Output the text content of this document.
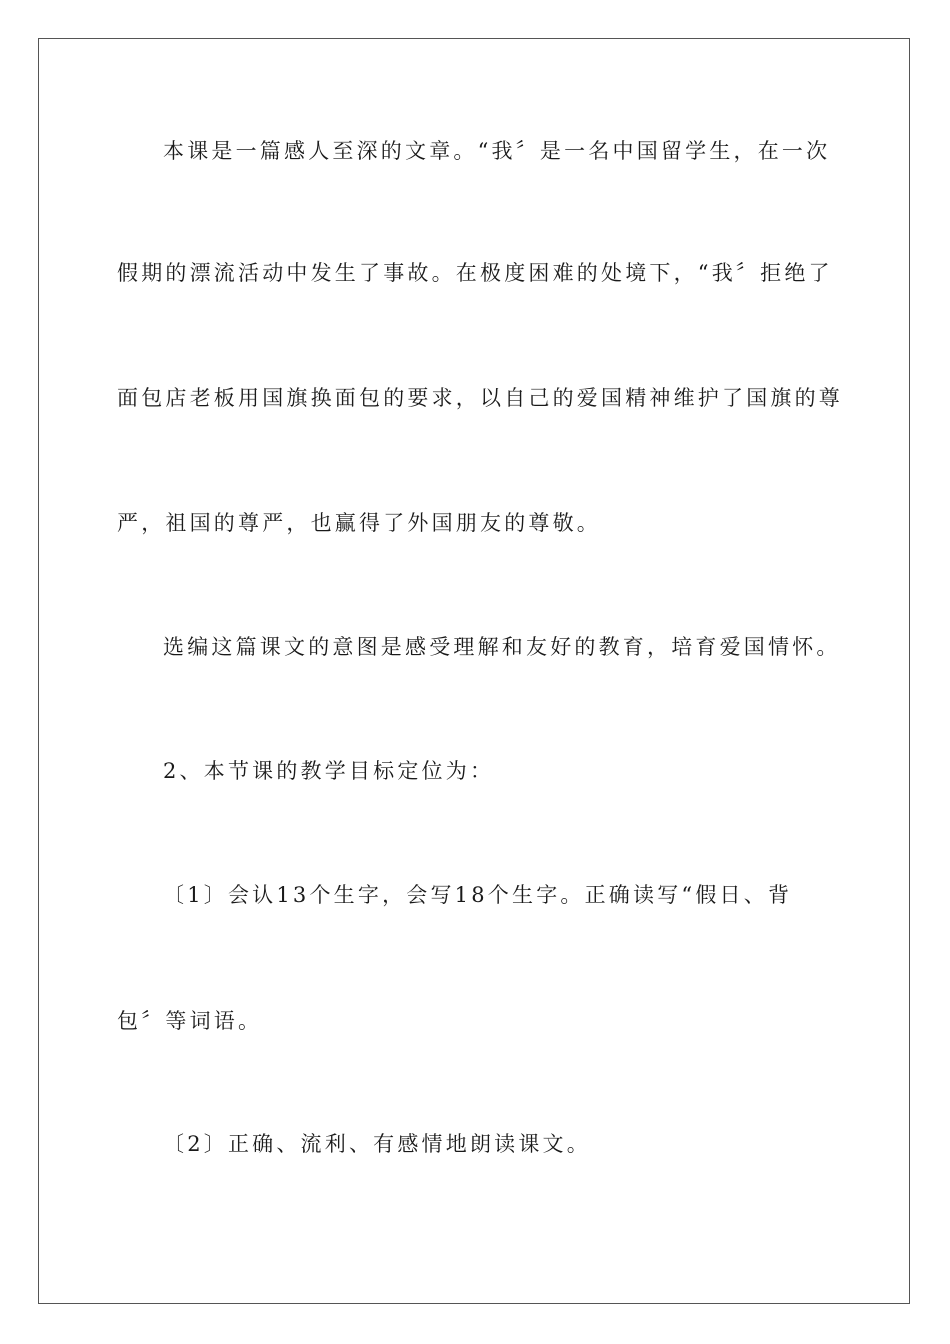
本课是一篇感人至深的文章。“我〞是一名中国留学生，在一次
假期的漂流活动中发生了事故。在极度困难的处境下，“我〞拒绝了
面包店老板用国旗换面包的要求，以自己的爱国精神维护了国旗的尊
严，祖国的尊严，也赢得了外国朋友的尊敬。
选编这篇课文的意图是感受理解和友好的教育，培育爱国情怀。
2、本节课的教学目标定位为：
〔1〕会认13个生字，会写18个生字。正确读写“假日、背
包〞等词语。
〔2〕正确、流利、有感情地朗读课文。
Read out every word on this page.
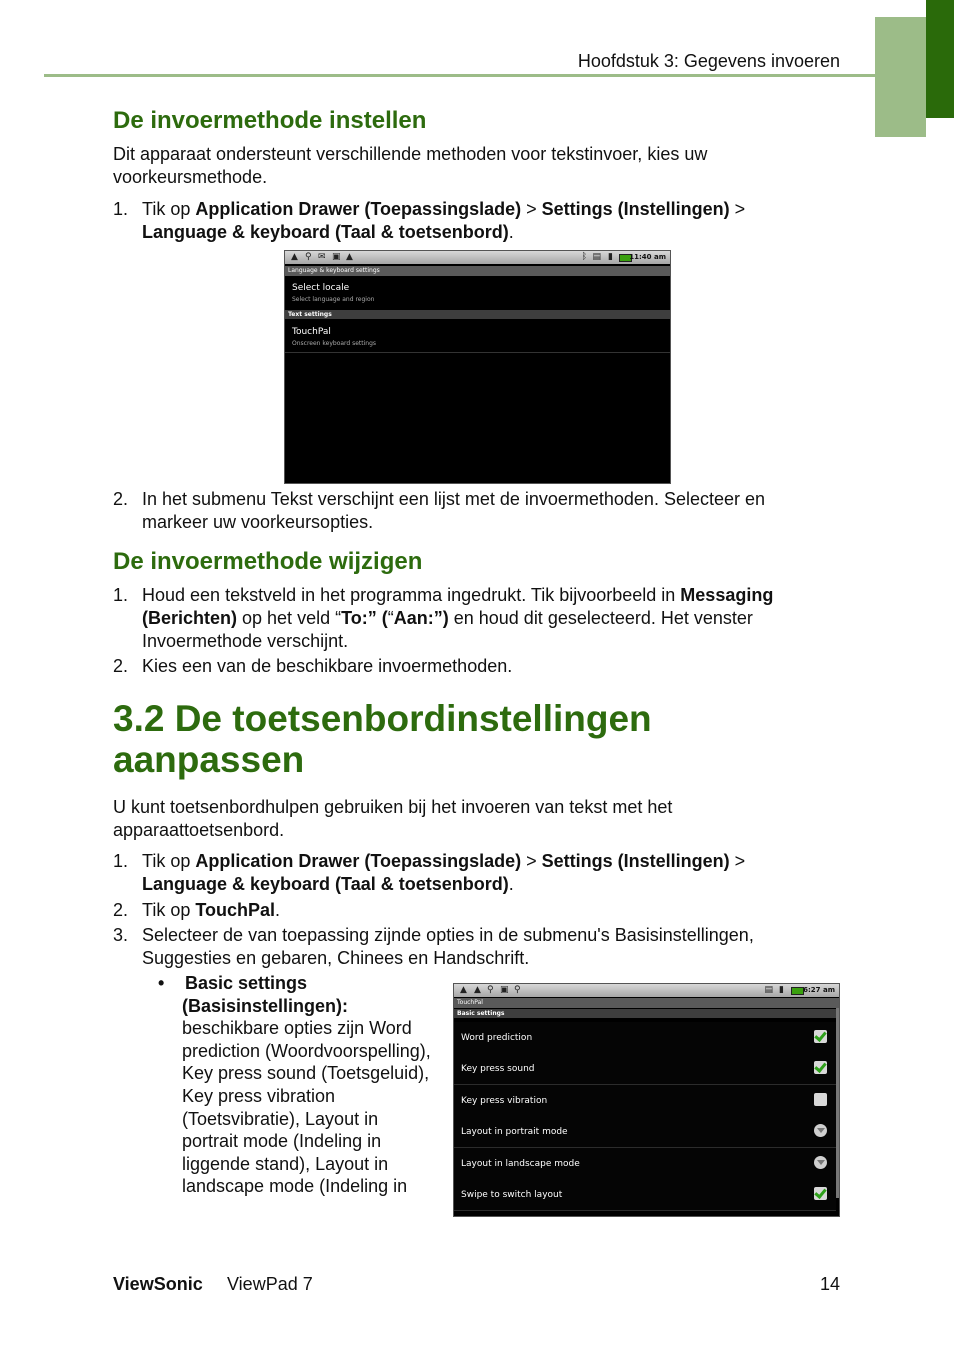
Hoofdstuk 3: Gegevens invoeren
De invoermethode instellen

Dit apparaat ondersteunt verschillende methoden voor tekstinvoer, kies uw voorkeursmethode.

1. Tik op Application Drawer (Toepassingslade) > Settings (Instellingen) >
Language & keyboard (Taal & toetsenbord).
▲ ⚲ ✉ ▣ ▲	ᛒ ▤ ▮ 11:40 am
Language & keyboard settings
Select locale
Select language and region
Text settings
TouchPal
Onscreen keyboard settings
2. In het submenu Tekst verschijnt een lijst met de invoermethoden. Selecteer en markeer uw voorkeursopties.
De invoermethode wijzigen
1. Houd een tekstveld in het programma ingedrukt. Tik bijvoorbeeld in Messaging
(Berichten) op het veld “To:” (“Aan:”) en houd dit geselecteerd. Het venster
Invoermethode verschijnt.
2. Kies een van de beschikbare invoermethoden.
3.2 De toetsenbordinstellingen
aanpassen

U kunt toetsenbordhulpen gebruiken bij het invoeren van tekst met het apparaattoetsenbord.

1. Tik op Application Drawer (Toepassingslade) > Settings (Instellingen) >
Language & keyboard (Taal & toetsenbord).
2. Tik op TouchPal.
3. Selecteer de van toepassing zijnde opties in de submenu's Basisinstellingen, Suggesties en gebaren, Chinees en Handschrift.
• Basic settings (Basisinstellingen):
beschikbare opties zijn Word prediction (Woordvoorspelling), Key press sound (Toetsgeluid), Key press vibration (Toetsvibratie), Layout in portrait mode (Indeling in liggende stand), Layout in landscape mode (Indeling in
▲ ▲ ⚲ ▣ ⚲	▤ ▮	6:27 am
TouchPal
Basic settings
Word prediction
Key press sound
Key press vibration
Layout in portrait mode
Layout in landscape mode
Swipe to switch layout
ViewSonic ViewPad 7	14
****************************************
TASK PROMPT
Show every line where the string "mode" appears.

THE COMPLETED TASK
beschikbare opties zijn Word prediction (Woordvoorspelling), Key press sound (Toetsgeluid), Key press vibration (Toetsvibratie), Layout in portrait mode (Indeling in liggende stand), Layout in landscape mode (Indeling in
Layout in portrait mode
Layout in landscape mode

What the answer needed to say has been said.